- _Data excerpts_:
[START]
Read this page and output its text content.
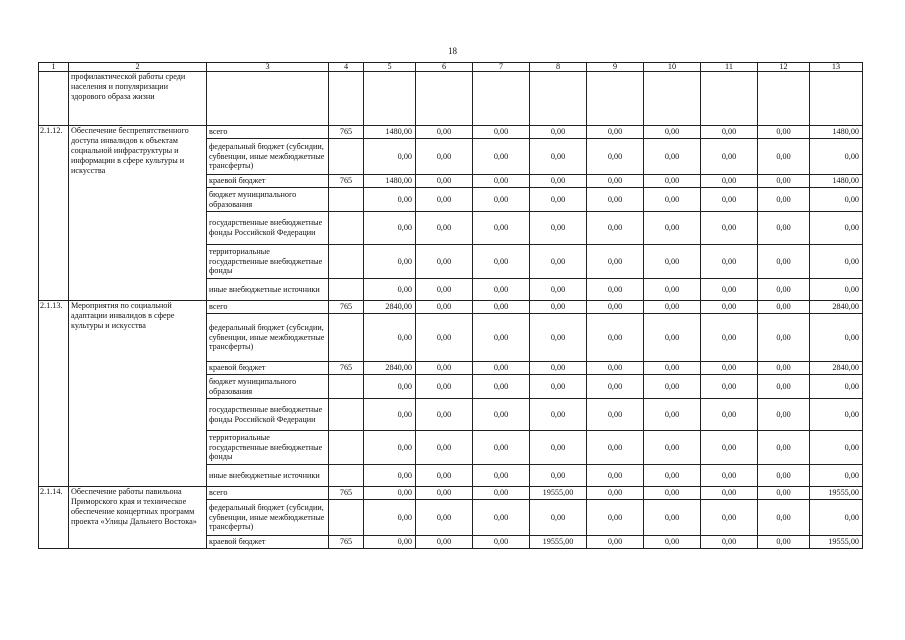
18
1	2	3	4	5	6	7	8	9	10	11	12	13
	профилактической работы среди населения и популяризации здорового образа жизни											
2.1.12.	Обеспечение беспрепятственного доступа инвалидов к объектам социальной инфраструктуры и информации в сфере культуры и искусства	всего	765	1480,00	0,00	0,00	0,00	0,00	0,00	0,00	0,00	1480,00
		федеральный бюджет (субсидии, субвенции, иные межбюджетные трансферты)		0,00	0,00	0,00	0,00	0,00	0,00	0,00	0,00	0,00
		краевой бюджет	765	1480,00	0,00	0,00	0,00	0,00	0,00	0,00	0,00	1480,00
		бюджет муниципального образования		0,00	0,00	0,00	0,00	0,00	0,00	0,00	0,00	0,00
		государственные внебюджетные фонды Российской Федерации		0,00	0,00	0,00	0,00	0,00	0,00	0,00	0,00	0,00
		территориальные государственные внебюджетные фонды		0,00	0,00	0,00	0,00	0,00	0,00	0,00	0,00	0,00
		иные внебюджетные источники		0,00	0,00	0,00	0,00	0,00	0,00	0,00	0,00	0,00
2.1.13.	Мероприятия по социальной адаптации инвалидов в сфере культуры и искусства	всего	765	2840,00	0,00	0,00	0,00	0,00	0,00	0,00	0,00	2840,00
		федеральный бюджет (субсидии, субвенции, иные межбюджетные трансферты)		0,00	0,00	0,00	0,00	0,00	0,00	0,00	0,00	0,00
		краевой бюджет	765	2840,00	0,00	0,00	0,00	0,00	0,00	0,00	0,00	2840,00
		бюджет муниципального образования		0,00	0,00	0,00	0,00	0,00	0,00	0,00	0,00	0,00
		государственные внебюджетные фонды Российской Федерации		0,00	0,00	0,00	0,00	0,00	0,00	0,00	0,00	0,00
		территориальные государственные внебюджетные фонды		0,00	0,00	0,00	0,00	0,00	0,00	0,00	0,00	0,00
		иные внебюджетные источники		0,00	0,00	0,00	0,00	0,00	0,00	0,00	0,00	0,00
2.1.14.	Обеспечение работы павильона Приморского края и техническое обеспечение концертных программ проекта «Улицы Дальнего Востока»	всего	765	0,00	0,00	0,00	19555,00	0,00	0,00	0,00	0,00	19555,00
		федеральный бюджет (субсидии, субвенции, иные межбюджетные трансферты)		0,00	0,00	0,00	0,00	0,00	0,00	0,00	0,00	0,00
		краевой бюджет	765	0,00	0,00	0,00	19555,00	0,00	0,00	0,00	0,00	19555,00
[END]
- _GIVEN PROBLEM_:
Find "Обеспечение". Copy every line it occurs in.

- _TASK RESULT_:
2.1.12.	Обеспечение беспрепятственного доступа инвалидов к объектам социальной инфраструктуры и информации в сфере культуры и искусства	всего	765	1480,00	0,00	0,00	0,00	0,00	0,00	0,00	0,00	1480,00
2.1.14.	Обеспечение работы павильона Приморского края и техническое обеспечение концертных программ проекта «Улицы Дальнего Востока»	всего	765	0,00	0,00	0,00	19555,00	0,00	0,00	0,00	0,00	19555,00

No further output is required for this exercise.